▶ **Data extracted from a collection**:
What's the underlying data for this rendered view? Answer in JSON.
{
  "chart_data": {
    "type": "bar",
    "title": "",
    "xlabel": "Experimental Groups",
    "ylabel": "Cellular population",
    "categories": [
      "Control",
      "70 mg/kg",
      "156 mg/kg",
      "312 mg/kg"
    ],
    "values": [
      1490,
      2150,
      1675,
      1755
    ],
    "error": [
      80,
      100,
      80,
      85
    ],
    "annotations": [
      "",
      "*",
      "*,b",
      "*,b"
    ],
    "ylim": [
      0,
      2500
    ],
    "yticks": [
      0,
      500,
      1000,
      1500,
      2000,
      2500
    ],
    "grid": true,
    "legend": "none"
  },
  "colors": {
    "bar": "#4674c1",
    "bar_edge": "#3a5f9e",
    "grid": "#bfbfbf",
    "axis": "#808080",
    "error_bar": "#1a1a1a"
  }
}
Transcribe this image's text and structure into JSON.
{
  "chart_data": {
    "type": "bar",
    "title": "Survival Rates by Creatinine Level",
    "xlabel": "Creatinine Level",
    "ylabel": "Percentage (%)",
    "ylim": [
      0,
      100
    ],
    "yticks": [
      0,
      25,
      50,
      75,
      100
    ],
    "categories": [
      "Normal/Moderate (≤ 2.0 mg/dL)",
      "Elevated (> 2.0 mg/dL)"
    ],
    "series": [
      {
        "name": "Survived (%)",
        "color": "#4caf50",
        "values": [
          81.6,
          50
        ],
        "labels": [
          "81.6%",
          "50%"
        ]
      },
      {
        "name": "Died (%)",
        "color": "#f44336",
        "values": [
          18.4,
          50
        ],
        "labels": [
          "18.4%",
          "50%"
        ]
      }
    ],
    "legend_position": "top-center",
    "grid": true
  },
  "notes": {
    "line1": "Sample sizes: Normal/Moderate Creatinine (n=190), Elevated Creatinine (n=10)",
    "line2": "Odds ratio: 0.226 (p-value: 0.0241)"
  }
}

▶ **Given instruction**:
Quote the whole listing above, leaving nothing out.

▶ **Output of the task**:
What's the underlying data for this rendered view? Answer in JSON.
{
  "chart_data": {
    "type": "bar",
    "title": "",
    "xlabel": "Experimental Groups",
    "ylabel": "Cellular population",
    "categories": [
      "Control",
      "70 mg/kg",
      "156 mg/kg",
      "312 mg/kg"
    ],
    "values": [
      1490,
      2150,
      1675,
      1755
    ],
    "error": [
      80,
      100,
      80,
      85
    ],
    "annotations": [
      "",
      "*",
      "*,b",
      "*,b"
    ],
    "ylim": [
      0,
      2500
    ],
    "yticks": [
      0,
      500,
      1000,
      1500,
      2000,
      2500
    ],
    "grid": true,
    "legend": "none"
  },
  "colors": {
    "bar": "#4674c1",
    "bar_edge": "#3a5f9e",
    "grid": "#bfbfbf",
    "axis": "#808080",
    "error_bar": "#1a1a1a"
  }
}
Transcribe this image's text and structure into JSON.
{
  "chart_data": {
    "type": "bar",
    "title": "Survival Rates by Creatinine Level",
    "xlabel": "Creatinine Level",
    "ylabel": "Percentage (%)",
    "ylim": [
      0,
      100
    ],
    "yticks": [
      0,
      25,
      50,
      75,
      100
    ],
    "categories": [
      "Normal/Moderate (≤ 2.0 mg/dL)",
      "Elevated (> 2.0 mg/dL)"
    ],
    "series": [
      {
        "name": "Survived (%)",
        "color": "#4caf50",
        "values": [
          81.6,
          50
        ],
        "labels": [
          "81.6%",
          "50%"
        ]
      },
      {
        "name": "Died (%)",
        "color": "#f44336",
        "values": [
          18.4,
          50
        ],
        "labels": [
          "18.4%",
          "50%"
        ]
      }
    ],
    "legend_position": "top-center",
    "grid": true
  },
  "notes": {
    "line1": "Sample sizes: Normal/Moderate Creatinine (n=190), Elevated Creatinine (n=10)",
    "line2": "Odds ratio: 0.226 (p-value: 0.0241)"
  }
}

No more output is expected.